> YOUR TASK:
Comb through the entries for "Rate" and pull out each line that holds it.

____ EXERCISE MATERIAL

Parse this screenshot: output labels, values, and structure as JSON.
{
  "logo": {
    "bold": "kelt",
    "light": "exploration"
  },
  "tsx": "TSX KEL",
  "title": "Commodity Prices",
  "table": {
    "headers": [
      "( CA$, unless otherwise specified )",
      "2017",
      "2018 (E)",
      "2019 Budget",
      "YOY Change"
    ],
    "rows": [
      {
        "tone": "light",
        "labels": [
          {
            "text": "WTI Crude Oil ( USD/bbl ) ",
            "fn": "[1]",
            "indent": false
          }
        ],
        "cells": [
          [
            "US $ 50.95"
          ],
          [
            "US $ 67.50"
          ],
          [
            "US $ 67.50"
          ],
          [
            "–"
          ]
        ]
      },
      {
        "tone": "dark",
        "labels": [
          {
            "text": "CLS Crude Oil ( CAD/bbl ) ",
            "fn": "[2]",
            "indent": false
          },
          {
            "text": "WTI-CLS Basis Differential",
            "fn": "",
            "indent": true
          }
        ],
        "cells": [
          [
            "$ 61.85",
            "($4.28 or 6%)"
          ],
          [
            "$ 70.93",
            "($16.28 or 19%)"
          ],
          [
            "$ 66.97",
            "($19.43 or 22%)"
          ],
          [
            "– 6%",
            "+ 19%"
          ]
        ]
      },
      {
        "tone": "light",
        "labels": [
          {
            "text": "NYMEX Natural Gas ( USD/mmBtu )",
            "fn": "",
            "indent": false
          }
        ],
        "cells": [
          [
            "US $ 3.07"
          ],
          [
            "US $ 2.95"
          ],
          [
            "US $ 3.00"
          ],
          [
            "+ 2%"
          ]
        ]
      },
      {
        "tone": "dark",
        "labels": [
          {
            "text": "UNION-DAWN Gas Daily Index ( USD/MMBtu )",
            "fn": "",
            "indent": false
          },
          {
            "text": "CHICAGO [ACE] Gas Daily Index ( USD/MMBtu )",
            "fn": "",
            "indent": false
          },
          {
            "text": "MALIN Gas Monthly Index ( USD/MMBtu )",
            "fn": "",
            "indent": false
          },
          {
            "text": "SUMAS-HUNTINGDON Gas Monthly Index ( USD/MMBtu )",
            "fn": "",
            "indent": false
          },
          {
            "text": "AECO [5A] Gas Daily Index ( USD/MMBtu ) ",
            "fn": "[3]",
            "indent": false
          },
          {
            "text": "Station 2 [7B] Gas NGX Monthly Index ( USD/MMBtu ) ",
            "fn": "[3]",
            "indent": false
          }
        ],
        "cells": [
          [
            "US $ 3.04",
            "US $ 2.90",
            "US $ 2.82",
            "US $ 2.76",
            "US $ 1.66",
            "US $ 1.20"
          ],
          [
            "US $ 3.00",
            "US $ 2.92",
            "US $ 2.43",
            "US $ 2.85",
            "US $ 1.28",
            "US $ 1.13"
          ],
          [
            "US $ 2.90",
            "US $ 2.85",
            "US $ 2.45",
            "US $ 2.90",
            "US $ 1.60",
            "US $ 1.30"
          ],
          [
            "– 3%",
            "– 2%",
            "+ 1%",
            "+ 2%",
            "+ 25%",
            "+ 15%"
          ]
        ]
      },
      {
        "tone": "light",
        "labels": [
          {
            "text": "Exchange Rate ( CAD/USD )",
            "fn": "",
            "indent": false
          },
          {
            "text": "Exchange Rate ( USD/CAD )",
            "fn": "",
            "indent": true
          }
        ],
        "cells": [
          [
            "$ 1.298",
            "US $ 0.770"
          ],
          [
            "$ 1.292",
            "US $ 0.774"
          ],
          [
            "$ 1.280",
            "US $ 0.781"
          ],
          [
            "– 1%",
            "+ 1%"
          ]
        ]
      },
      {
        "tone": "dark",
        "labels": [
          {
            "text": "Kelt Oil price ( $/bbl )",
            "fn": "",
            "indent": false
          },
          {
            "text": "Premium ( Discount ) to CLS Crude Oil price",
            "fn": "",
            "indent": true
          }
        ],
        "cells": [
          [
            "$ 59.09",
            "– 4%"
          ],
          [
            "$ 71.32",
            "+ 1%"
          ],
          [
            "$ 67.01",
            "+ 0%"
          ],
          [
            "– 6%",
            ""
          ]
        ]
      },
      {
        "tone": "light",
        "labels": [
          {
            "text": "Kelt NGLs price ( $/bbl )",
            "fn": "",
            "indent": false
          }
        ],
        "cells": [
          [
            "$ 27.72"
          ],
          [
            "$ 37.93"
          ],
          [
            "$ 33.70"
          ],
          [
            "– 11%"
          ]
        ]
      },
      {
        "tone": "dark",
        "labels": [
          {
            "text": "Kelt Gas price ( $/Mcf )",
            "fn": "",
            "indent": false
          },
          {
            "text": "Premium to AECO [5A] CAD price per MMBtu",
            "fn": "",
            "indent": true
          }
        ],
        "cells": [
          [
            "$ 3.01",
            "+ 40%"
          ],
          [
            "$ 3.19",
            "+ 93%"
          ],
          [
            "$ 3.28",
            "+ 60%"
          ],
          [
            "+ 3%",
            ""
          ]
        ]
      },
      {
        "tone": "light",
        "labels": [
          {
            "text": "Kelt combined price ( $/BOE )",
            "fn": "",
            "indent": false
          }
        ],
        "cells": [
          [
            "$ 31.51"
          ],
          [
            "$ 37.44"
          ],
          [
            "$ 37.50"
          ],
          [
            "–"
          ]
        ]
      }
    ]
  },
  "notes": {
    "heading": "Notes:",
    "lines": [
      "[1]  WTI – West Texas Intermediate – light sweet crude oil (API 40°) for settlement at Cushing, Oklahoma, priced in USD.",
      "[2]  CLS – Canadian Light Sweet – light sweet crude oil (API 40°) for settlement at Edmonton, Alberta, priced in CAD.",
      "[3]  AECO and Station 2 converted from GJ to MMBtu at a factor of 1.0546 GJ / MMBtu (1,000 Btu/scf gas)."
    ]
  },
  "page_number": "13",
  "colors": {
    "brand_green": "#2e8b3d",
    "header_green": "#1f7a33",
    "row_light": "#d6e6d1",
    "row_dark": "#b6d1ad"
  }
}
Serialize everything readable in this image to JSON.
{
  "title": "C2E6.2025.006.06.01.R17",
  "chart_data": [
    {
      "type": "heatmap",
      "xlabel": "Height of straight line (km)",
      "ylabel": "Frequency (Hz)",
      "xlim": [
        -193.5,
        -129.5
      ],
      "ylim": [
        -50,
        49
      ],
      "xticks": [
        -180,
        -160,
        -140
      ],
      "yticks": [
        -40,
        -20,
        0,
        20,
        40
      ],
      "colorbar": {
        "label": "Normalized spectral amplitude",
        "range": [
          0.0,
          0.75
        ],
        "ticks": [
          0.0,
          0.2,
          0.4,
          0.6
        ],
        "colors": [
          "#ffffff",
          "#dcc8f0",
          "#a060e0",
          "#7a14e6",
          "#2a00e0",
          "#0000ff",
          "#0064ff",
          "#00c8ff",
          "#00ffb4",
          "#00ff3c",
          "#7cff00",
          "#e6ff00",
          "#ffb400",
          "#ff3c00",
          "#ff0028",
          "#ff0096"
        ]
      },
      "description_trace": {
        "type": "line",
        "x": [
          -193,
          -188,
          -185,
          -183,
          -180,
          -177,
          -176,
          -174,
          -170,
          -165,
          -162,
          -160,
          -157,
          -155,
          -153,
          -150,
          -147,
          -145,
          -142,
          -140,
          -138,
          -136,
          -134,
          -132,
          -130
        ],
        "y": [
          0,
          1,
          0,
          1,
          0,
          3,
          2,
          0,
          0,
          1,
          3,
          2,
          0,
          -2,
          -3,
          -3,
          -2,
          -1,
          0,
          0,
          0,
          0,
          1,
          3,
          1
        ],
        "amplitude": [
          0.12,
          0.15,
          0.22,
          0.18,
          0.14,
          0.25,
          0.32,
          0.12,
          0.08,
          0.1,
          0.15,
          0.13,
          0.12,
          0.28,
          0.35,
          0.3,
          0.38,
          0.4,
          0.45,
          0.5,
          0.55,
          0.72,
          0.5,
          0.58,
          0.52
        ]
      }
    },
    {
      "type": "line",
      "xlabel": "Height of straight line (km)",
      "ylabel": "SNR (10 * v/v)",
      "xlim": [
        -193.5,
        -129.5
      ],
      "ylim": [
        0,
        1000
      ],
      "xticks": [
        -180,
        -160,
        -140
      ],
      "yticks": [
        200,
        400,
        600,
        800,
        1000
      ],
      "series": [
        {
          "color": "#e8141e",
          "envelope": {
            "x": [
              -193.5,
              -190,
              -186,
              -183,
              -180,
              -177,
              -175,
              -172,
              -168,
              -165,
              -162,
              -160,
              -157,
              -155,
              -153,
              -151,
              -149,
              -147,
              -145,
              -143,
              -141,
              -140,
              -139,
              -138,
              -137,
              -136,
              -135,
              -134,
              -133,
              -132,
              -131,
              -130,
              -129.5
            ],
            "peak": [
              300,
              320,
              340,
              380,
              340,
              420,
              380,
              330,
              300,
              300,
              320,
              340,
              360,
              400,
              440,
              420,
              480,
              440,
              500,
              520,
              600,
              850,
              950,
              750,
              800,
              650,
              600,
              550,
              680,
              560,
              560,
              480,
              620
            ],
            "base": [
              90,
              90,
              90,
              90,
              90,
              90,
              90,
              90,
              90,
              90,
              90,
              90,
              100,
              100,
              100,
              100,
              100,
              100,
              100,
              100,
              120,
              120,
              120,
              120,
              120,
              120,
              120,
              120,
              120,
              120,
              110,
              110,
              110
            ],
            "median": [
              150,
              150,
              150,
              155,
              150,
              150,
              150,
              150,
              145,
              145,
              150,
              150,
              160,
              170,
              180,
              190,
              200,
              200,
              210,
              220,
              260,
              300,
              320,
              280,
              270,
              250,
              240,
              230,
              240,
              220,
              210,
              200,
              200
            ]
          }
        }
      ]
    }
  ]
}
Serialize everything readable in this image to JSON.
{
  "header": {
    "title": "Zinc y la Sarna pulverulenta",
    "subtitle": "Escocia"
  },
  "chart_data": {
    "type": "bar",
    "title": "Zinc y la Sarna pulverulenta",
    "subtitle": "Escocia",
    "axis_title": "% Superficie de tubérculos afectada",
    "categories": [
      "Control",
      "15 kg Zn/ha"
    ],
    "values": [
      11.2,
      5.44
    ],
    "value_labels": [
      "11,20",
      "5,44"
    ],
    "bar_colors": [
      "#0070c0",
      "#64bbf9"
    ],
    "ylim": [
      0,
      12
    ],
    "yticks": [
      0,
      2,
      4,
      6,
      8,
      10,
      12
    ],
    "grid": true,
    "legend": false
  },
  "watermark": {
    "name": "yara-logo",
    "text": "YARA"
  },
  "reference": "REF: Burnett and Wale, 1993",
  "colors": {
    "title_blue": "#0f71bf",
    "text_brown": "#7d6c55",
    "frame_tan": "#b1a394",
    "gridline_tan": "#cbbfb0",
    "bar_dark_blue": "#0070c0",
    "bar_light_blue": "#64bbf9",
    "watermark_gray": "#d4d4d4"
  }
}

________

> EXPECTED ANSWER:
            "text": "Exchange Rate ( CAD/USD )",
            "text": "Exchange Rate ( USD/CAD )",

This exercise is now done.